# OBJECTIVE:
Identify the lines that include the word "перевода", then copy all of them.

(Extracted records)
--------
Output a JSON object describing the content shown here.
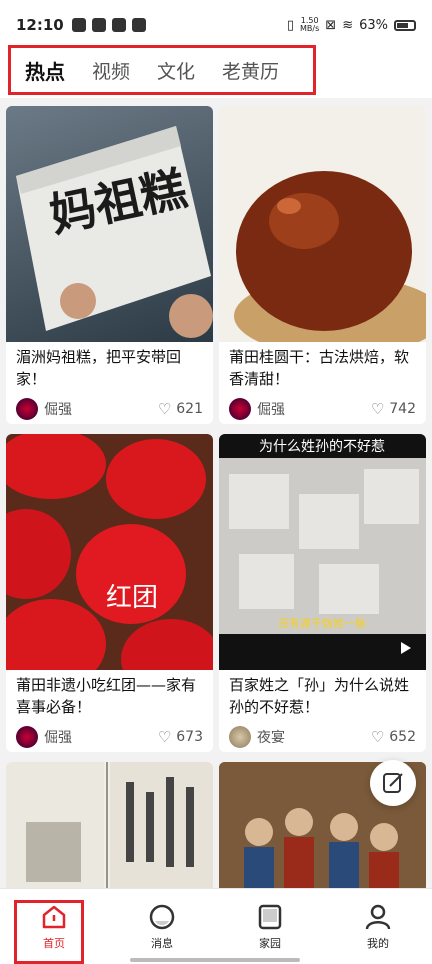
{
  "status": {
    "time": "12:10",
    "net_speed": "1.50",
    "net_unit": "MB/s",
    "battery": "63%"
  },
  "tabs": [
    {
      "label": "热点",
      "active": true
    },
    {
      "label": "视频",
      "active": false
    },
    {
      "label": "文化",
      "active": false
    },
    {
      "label": "老黄历",
      "active": false
    }
  ],
  "cards": [
    {
      "title": "湄洲妈祖糕，把平安带回家！",
      "author": "倔强",
      "likes": "621",
      "img_text": "妈祖糕"
    },
    {
      "title": "莆田桂圆干：古法烘焙，软香清甜！",
      "author": "倔强",
      "likes": "742"
    },
    {
      "title": "莆田非遗小吃红团——家有喜事必备！",
      "author": "倔强",
      "likes": "673",
      "img_text": "红团"
    },
    {
      "title": "百家姓之「孙」为什么说姓孙的不好惹！",
      "author": "夜宴",
      "likes": "652",
      "img_caption_top": "为什么姓孙的不好惹",
      "img_caption_bottom": "还有源于妫姓一脉"
    }
  ],
  "nav": [
    {
      "label": "首页",
      "active": true
    },
    {
      "label": "消息",
      "active": false
    },
    {
      "label": "家园",
      "active": false
    },
    {
      "label": "我的",
      "active": false
    }
  ],
  "colors": {
    "accent": "#e1232b"
  }
}
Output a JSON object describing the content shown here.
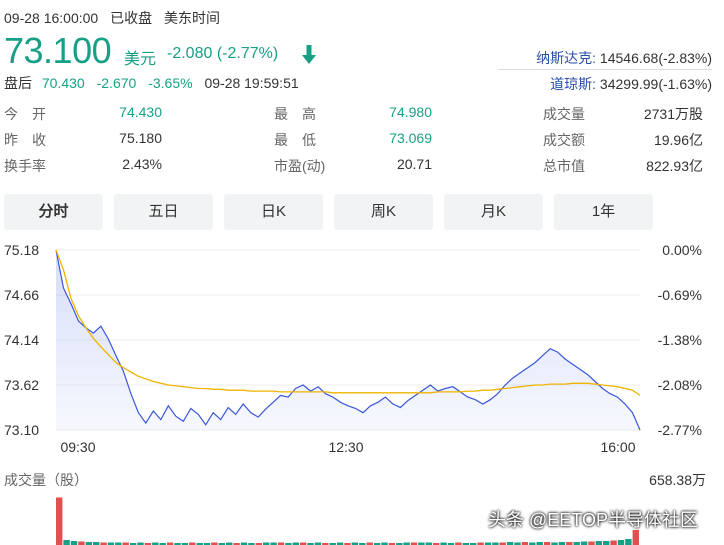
{
  "header": {
    "datetime": "09-28 16:00:00",
    "status": "已收盘",
    "timezone": "美东时间"
  },
  "quote": {
    "price": "73.100",
    "currency": "美元",
    "change": "-2.080 (-2.77%)",
    "direction_icon": "down-arrow-icon",
    "color": "#16a085"
  },
  "after_hours": {
    "label": "盘后",
    "price": "70.430",
    "change": "-2.670",
    "percent": "-3.65%",
    "time": "09-28 19:59:51"
  },
  "indices": [
    {
      "name": "纳斯达克:",
      "value": "14546.68(-2.83%)"
    },
    {
      "name": "道琼斯:",
      "value": "34299.99(-1.63%)"
    }
  ],
  "stats": [
    {
      "key": "今　开",
      "value": "74.430",
      "tone": "g"
    },
    {
      "key": "最　高",
      "value": "74.980",
      "tone": "g"
    },
    {
      "key": "成交量",
      "value": "2731万股",
      "tone": "d"
    },
    {
      "key": "昨　收",
      "value": "75.180",
      "tone": "d"
    },
    {
      "key": "最　低",
      "value": "73.069",
      "tone": "g"
    },
    {
      "key": "成交额",
      "value": "19.96亿",
      "tone": "d"
    },
    {
      "key": "换手率",
      "value": "2.43%",
      "tone": "d"
    },
    {
      "key": "市盈(动)",
      "value": "20.71",
      "tone": "d"
    },
    {
      "key": "总市值",
      "value": "822.93亿",
      "tone": "d"
    }
  ],
  "tabs": [
    {
      "label": "分时",
      "active": true
    },
    {
      "label": "五日",
      "active": false
    },
    {
      "label": "日K",
      "active": false
    },
    {
      "label": "周K",
      "active": false
    },
    {
      "label": "月K",
      "active": false
    },
    {
      "label": "1年",
      "active": false
    }
  ],
  "chart_data": {
    "type": "line",
    "y_ticks_price": [
      "75.18",
      "74.66",
      "74.14",
      "73.62",
      "73.10"
    ],
    "y_ticks_pct": [
      "0.00%",
      "-0.69%",
      "-1.38%",
      "-2.08%",
      "-2.77%"
    ],
    "ylim": [
      73.1,
      75.18
    ],
    "x_ticks": [
      "09:30",
      "12:30",
      "16:00"
    ],
    "series": [
      {
        "color": "#3b57d8",
        "values": [
          75.18,
          74.74,
          74.56,
          74.36,
          74.28,
          74.22,
          74.3,
          74.15,
          73.96,
          73.78,
          73.52,
          73.3,
          73.18,
          73.32,
          73.22,
          73.38,
          73.26,
          73.2,
          73.35,
          73.28,
          73.16,
          73.3,
          73.22,
          73.36,
          73.28,
          73.4,
          73.3,
          73.25,
          73.34,
          73.42,
          73.5,
          73.48,
          73.58,
          73.62,
          73.55,
          73.6,
          73.52,
          73.48,
          73.42,
          73.38,
          73.35,
          73.3,
          73.38,
          73.42,
          73.48,
          73.4,
          73.36,
          73.44,
          73.5,
          73.56,
          73.62,
          73.55,
          73.58,
          73.6,
          73.54,
          73.48,
          73.45,
          73.4,
          73.45,
          73.52,
          73.62,
          73.7,
          73.76,
          73.82,
          73.88,
          73.96,
          74.04,
          74.0,
          73.92,
          73.86,
          73.8,
          73.74,
          73.66,
          73.58,
          73.52,
          73.48,
          73.4,
          73.3,
          73.1
        ]
      },
      {
        "color": "#f0b400",
        "values": [
          75.18,
          74.95,
          74.62,
          74.42,
          74.28,
          74.16,
          74.06,
          73.97,
          73.88,
          73.82,
          73.77,
          73.72,
          73.69,
          73.66,
          73.64,
          73.62,
          73.61,
          73.6,
          73.59,
          73.58,
          73.58,
          73.57,
          73.57,
          73.56,
          73.56,
          73.56,
          73.55,
          73.55,
          73.55,
          73.55,
          73.54,
          73.54,
          73.54,
          73.54,
          73.54,
          73.54,
          73.54,
          73.53,
          73.53,
          73.53,
          73.53,
          73.53,
          73.53,
          73.53,
          73.53,
          73.53,
          73.53,
          73.53,
          73.53,
          73.53,
          73.53,
          73.54,
          73.54,
          73.54,
          73.54,
          73.55,
          73.55,
          73.56,
          73.56,
          73.57,
          73.58,
          73.59,
          73.6,
          73.61,
          73.62,
          73.62,
          73.63,
          73.63,
          73.63,
          73.64,
          73.64,
          73.64,
          73.63,
          73.62,
          73.61,
          73.6,
          73.58,
          73.56,
          73.5
        ]
      }
    ]
  },
  "volume": {
    "label": "成交量（股）",
    "max": "658.38万",
    "values": [
      0.95,
      0.1,
      0.08,
      0.07,
      0.06,
      0.06,
      0.05,
      0.05,
      0.05,
      0.05,
      0.04,
      0.05,
      0.04,
      0.05,
      0.04,
      0.05,
      0.04,
      0.04,
      0.05,
      0.04,
      0.04,
      0.05,
      0.04,
      0.05,
      0.04,
      0.05,
      0.04,
      0.04,
      0.05,
      0.05,
      0.05,
      0.04,
      0.05,
      0.05,
      0.04,
      0.05,
      0.04,
      0.04,
      0.05,
      0.04,
      0.05,
      0.04,
      0.05,
      0.04,
      0.05,
      0.04,
      0.04,
      0.05,
      0.05,
      0.05,
      0.05,
      0.04,
      0.05,
      0.04,
      0.05,
      0.04,
      0.04,
      0.05,
      0.05,
      0.05,
      0.05,
      0.06,
      0.05,
      0.06,
      0.05,
      0.06,
      0.06,
      0.05,
      0.06,
      0.06,
      0.06,
      0.07,
      0.07,
      0.08,
      0.08,
      0.09,
      0.1,
      0.12,
      0.3
    ]
  },
  "watermark": "头条 @EETOP半导体社区"
}
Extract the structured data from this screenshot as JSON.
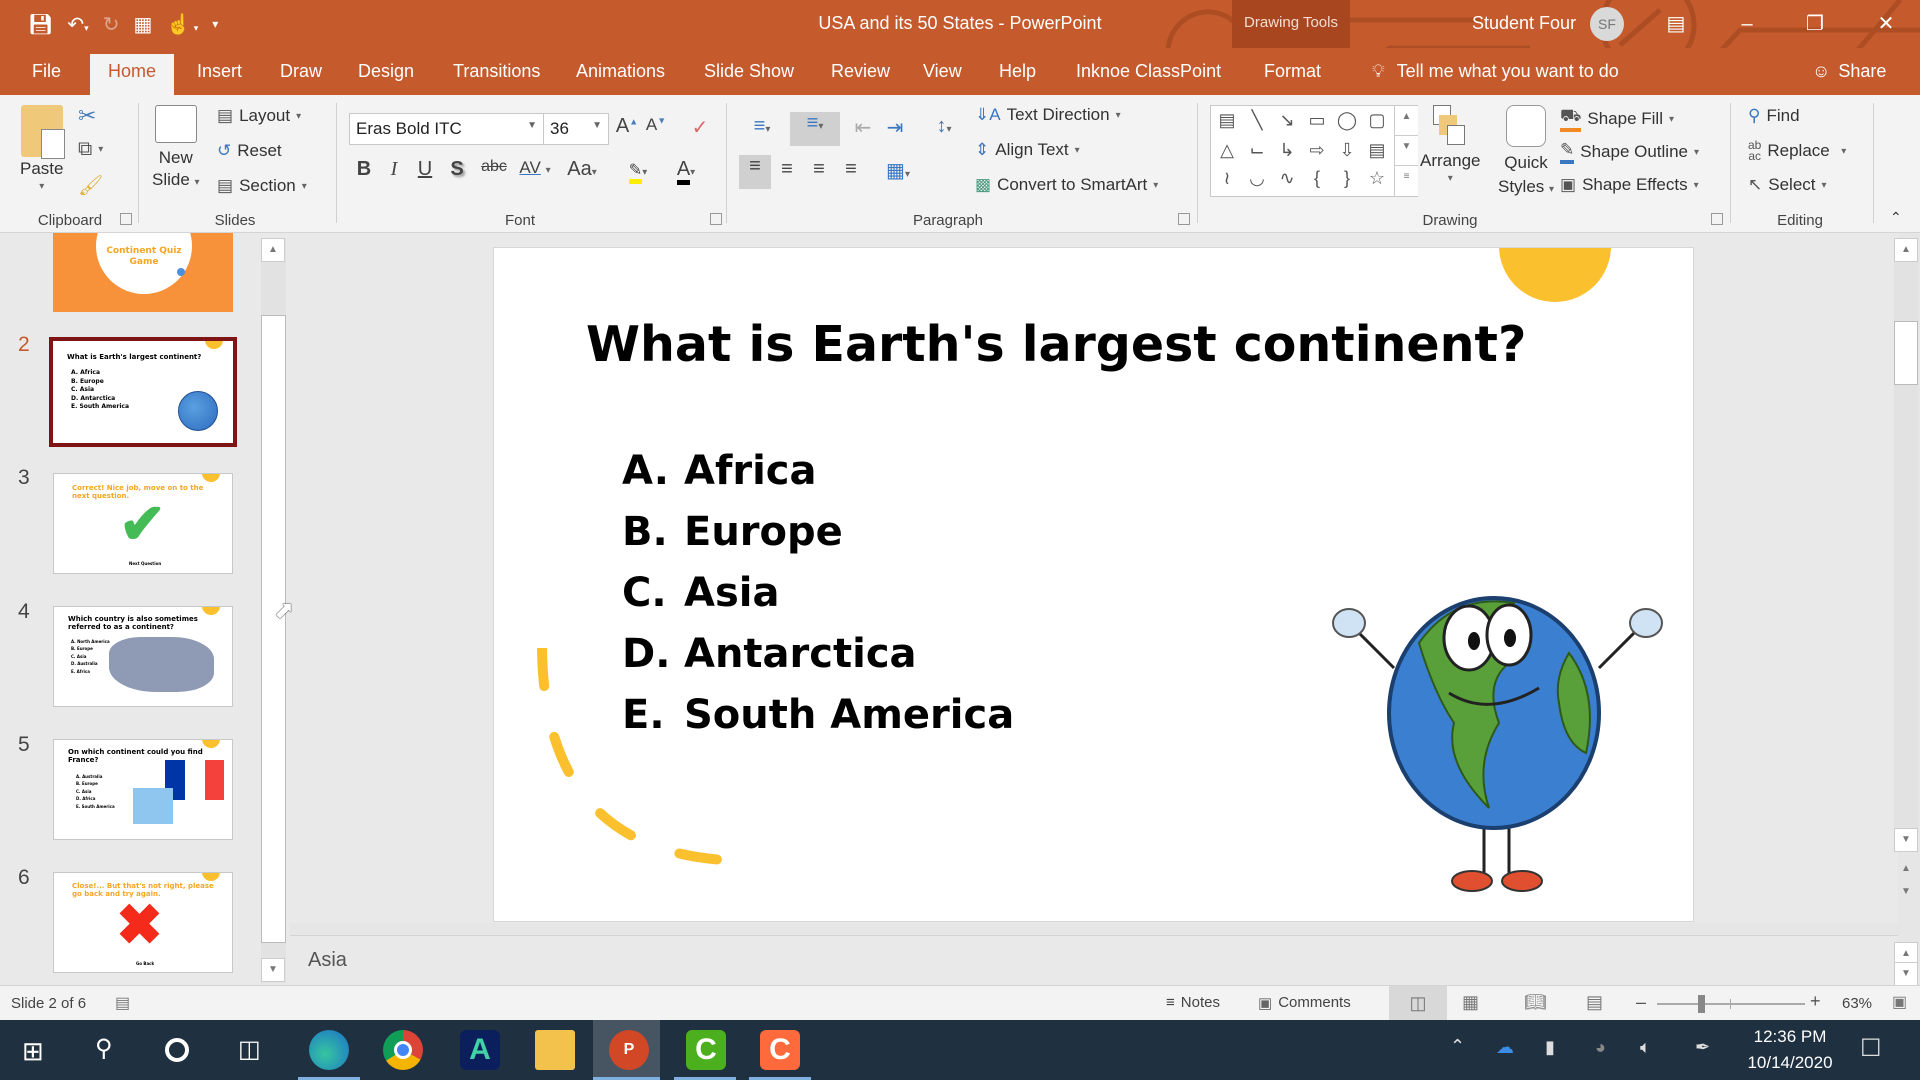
{
  "window": {
    "title": "USA and its 50 States  -  PowerPoint",
    "contextual_group": "Drawing Tools",
    "user_name": "Student Four",
    "user_initials": "SF",
    "accent_color": "#c55a2d"
  },
  "quick_access": {
    "save": "save-icon",
    "undo": "undo-icon",
    "redo": "redo-icon",
    "present": "from-beginning-icon",
    "touch_mode": "touch-mode-icon",
    "customize": "customize-qat-icon"
  },
  "tabs": [
    "File",
    "Home",
    "Insert",
    "Draw",
    "Design",
    "Transitions",
    "Animations",
    "Slide Show",
    "Review",
    "View",
    "Help",
    "Inknoe ClassPoint",
    "Format"
  ],
  "active_tab": "Home",
  "tell_me": "Tell me what you want to do",
  "share": "Share",
  "ribbon": {
    "clipboard": {
      "label": "Clipboard",
      "paste": "Paste"
    },
    "slides": {
      "label": "Slides",
      "new_slide_1": "New",
      "new_slide_2": "Slide",
      "layout": "Layout",
      "reset": "Reset",
      "section": "Section"
    },
    "font": {
      "label": "Font",
      "font_name": "Eras Bold ITC",
      "font_size": "36",
      "bold": "B",
      "italic": "I",
      "underline": "U",
      "shadow": "S",
      "strike": "abc",
      "spacing": "AV",
      "case": "Aa",
      "color_letter": "A"
    },
    "paragraph": {
      "label": "Paragraph",
      "text_direction": "Text Direction",
      "align_text": "Align Text",
      "smartart": "Convert to SmartArt"
    },
    "drawing": {
      "label": "Drawing",
      "arrange": "Arrange",
      "quick_styles_1": "Quick",
      "quick_styles_2": "Styles",
      "shape_fill": "Shape Fill",
      "shape_outline": "Shape Outline",
      "shape_effects": "Shape Effects"
    },
    "editing": {
      "label": "Editing",
      "find": "Find",
      "replace": "Replace",
      "select": "Select"
    }
  },
  "thumbnails": [
    {
      "num": "1",
      "title": "Continent Quiz Game"
    },
    {
      "num": "2",
      "title": "What is Earth's largest continent?",
      "answers": [
        "A. Africa",
        "B. Europe",
        "C. Asia",
        "D. Antarctica",
        "E. South America"
      ],
      "active": true
    },
    {
      "num": "3",
      "title": "Correct! Nice job, move on to the next question.",
      "button": "Next Question"
    },
    {
      "num": "4",
      "title": "Which country is also sometimes referred to as a continent?",
      "answers": [
        "A. North America",
        "B. Europe",
        "C. Asia",
        "D. Australia",
        "E. Africa"
      ]
    },
    {
      "num": "5",
      "title": "On which continent could you find France?",
      "answers": [
        "A. Australia",
        "B. Europe",
        "C. Asia",
        "D. Africa",
        "E. South America"
      ]
    },
    {
      "num": "6",
      "title": "Close!... But that's not right, please go back and try again.",
      "button": "Go Back"
    }
  ],
  "slide": {
    "title": "What is Earth's largest continent?",
    "answers": [
      {
        "letter": "A.",
        "text": "Africa"
      },
      {
        "letter": "B.",
        "text": "Europe"
      },
      {
        "letter": "C.",
        "text": "Asia"
      },
      {
        "letter": "D.",
        "text": "Antarctica"
      },
      {
        "letter": "E.",
        "text": "South America"
      }
    ],
    "image": "cartoon-earth-character"
  },
  "notes_text": "Asia",
  "status": {
    "slide_indicator": "Slide 2 of 6",
    "notes": "Notes",
    "comments": "Comments",
    "zoom_percent": "63%",
    "zoom_level": 0.63
  },
  "taskbar": {
    "apps": [
      "Start",
      "Search",
      "Cortana",
      "Task View",
      "Microsoft Edge",
      "Google Chrome",
      "ActivInspire",
      "File Explorer",
      "PowerPoint",
      "Camtasia",
      "Camtasia Recorder"
    ],
    "time": "12:36 PM",
    "date": "10/14/2020"
  }
}
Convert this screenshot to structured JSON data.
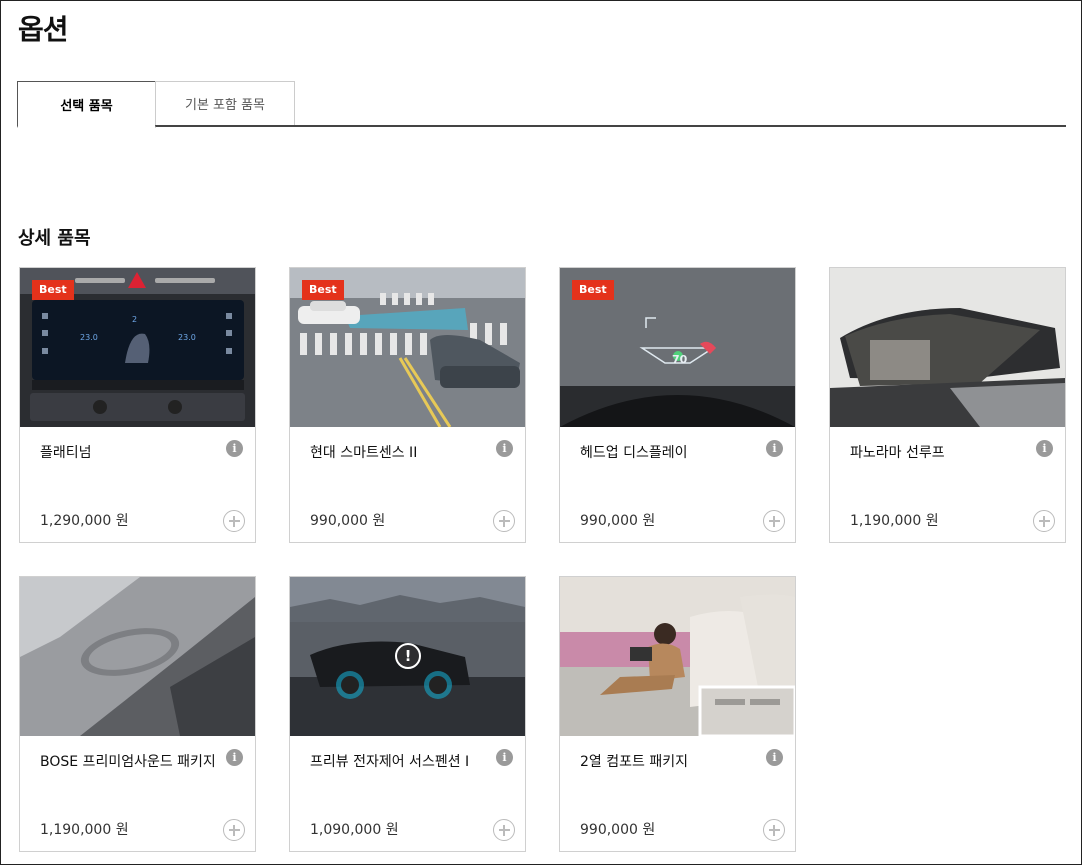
{
  "page": {
    "title": "옵션"
  },
  "tabs": [
    {
      "label": "선택 품목",
      "active": true
    },
    {
      "label": "기본 포함 품목",
      "active": false
    }
  ],
  "section": {
    "title": "상세 품목"
  },
  "colors": {
    "badge": "#e4321b",
    "tab_border": "#444444"
  },
  "cards": [
    {
      "name": "플래티넘",
      "price": "1,290,000 원",
      "badge": "Best"
    },
    {
      "name": "현대 스마트센스 II",
      "price": "990,000 원",
      "badge": "Best"
    },
    {
      "name": "헤드업 디스플레이",
      "price": "990,000 원",
      "badge": "Best"
    },
    {
      "name": "파노라마 선루프",
      "price": "1,190,000 원",
      "badge": ""
    },
    {
      "name": "BOSE 프리미엄사운드 패키지",
      "price": "1,190,000 원",
      "badge": ""
    },
    {
      "name": "프리뷰 전자제어 서스펜션 I",
      "price": "1,090,000 원",
      "badge": ""
    },
    {
      "name": "2열 컴포트 패키지",
      "price": "990,000 원",
      "badge": ""
    }
  ],
  "icons": {
    "info": "info-icon",
    "add": "plus-circle-icon",
    "warning": "exclamation-icon"
  },
  "hud": {
    "speed": "70"
  },
  "climate": {
    "temp_left": "23.0",
    "temp_right": "23.0",
    "fan": "2"
  }
}
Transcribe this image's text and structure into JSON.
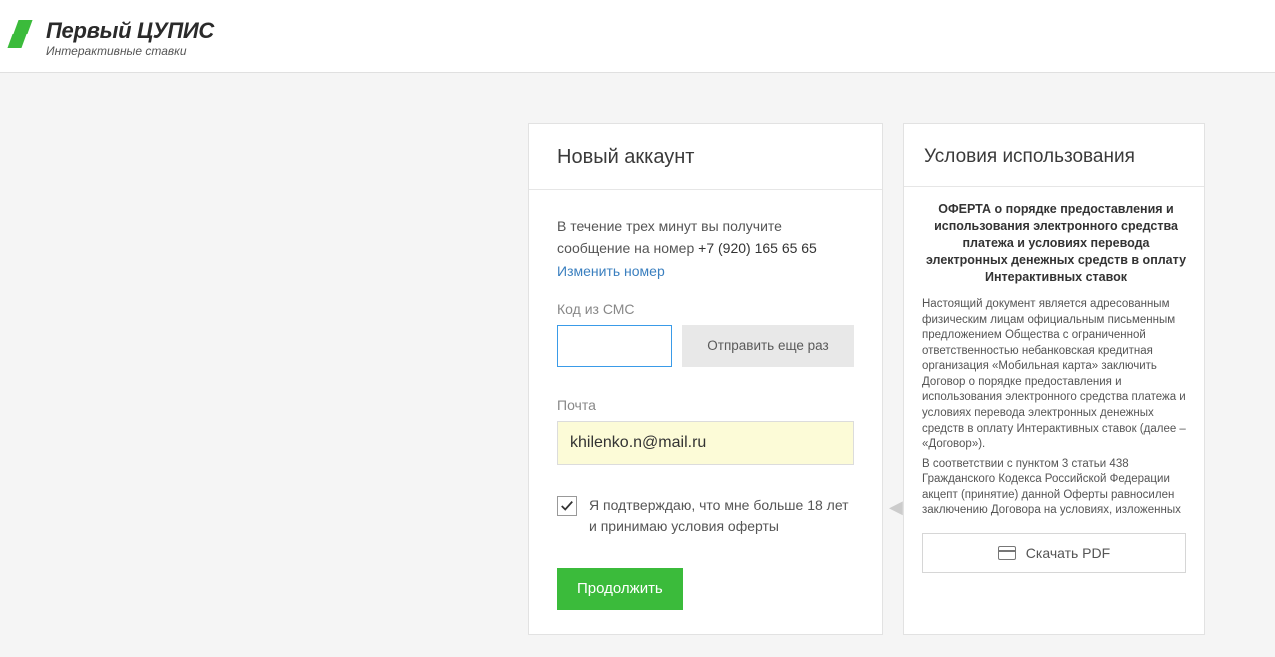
{
  "header": {
    "logo_title": "Первый ЦУПИС",
    "logo_subtitle": "Интерактивные ставки"
  },
  "form": {
    "title": "Новый аккаунт",
    "info_line1": "В течение трех минут вы получите",
    "info_line2_prefix": "сообщение на номер ",
    "phone": "+7 (920) 165 65 65",
    "change_number": "Изменить номер",
    "sms_label": "Код из СМС",
    "sms_value": "",
    "resend_label": "Отправить еще раз",
    "email_label": "Почта",
    "email_value": "khilenko.n@mail.ru",
    "confirm_text": "Я подтверждаю, что мне больше 18 лет и принимаю условия оферты",
    "continue_label": "Продолжить"
  },
  "terms": {
    "title": "Условия использования",
    "offer_heading": "ОФЕРТА о порядке предоставления и использования электронного средства платежа и условиях перевода электронных денежных средств в оплату Интерактивных ставок",
    "body_p1": "Настоящий документ является адресованным физическим лицам официальным письменным предложением Общества с ограниченной ответственностью небанковская кредитная организация «Мобильная карта» заключить Договор о порядке предоставления и использования электронного средства платежа и условиях перевода электронных денежных средств в оплату Интерактивных ставок (далее – «Договор»).",
    "body_p2": "В соответствии с пунктом 3 статьи 438 Гражданского Кодекса Российской Федерации акцепт (принятие) данной Оферты равносилен заключению Договора на условиях, изложенных в Оферте. Договор считается заключённым и приобретает силу с",
    "download_label": "Скачать PDF"
  }
}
--------
# RESULT OF THIS EXERCISE:
    "offer_heading": "ОФЕРТА о порядке предоставления и использования электронного средства платежа и условиях перевода электронных денежных средств в оплату Интерактивных ставок",
    "body_p1": "Настоящий документ является адресованным физическим лицам официальным письменным предложением Общества с ограниченной ответственностью небанковская кредитная организация «Мобильная карта» заключить Договор о порядке предоставления и использования электронного средства платежа и условиях перевода электронных денежных средств в оплату Интерактивных ставок (далее – «Договор»).",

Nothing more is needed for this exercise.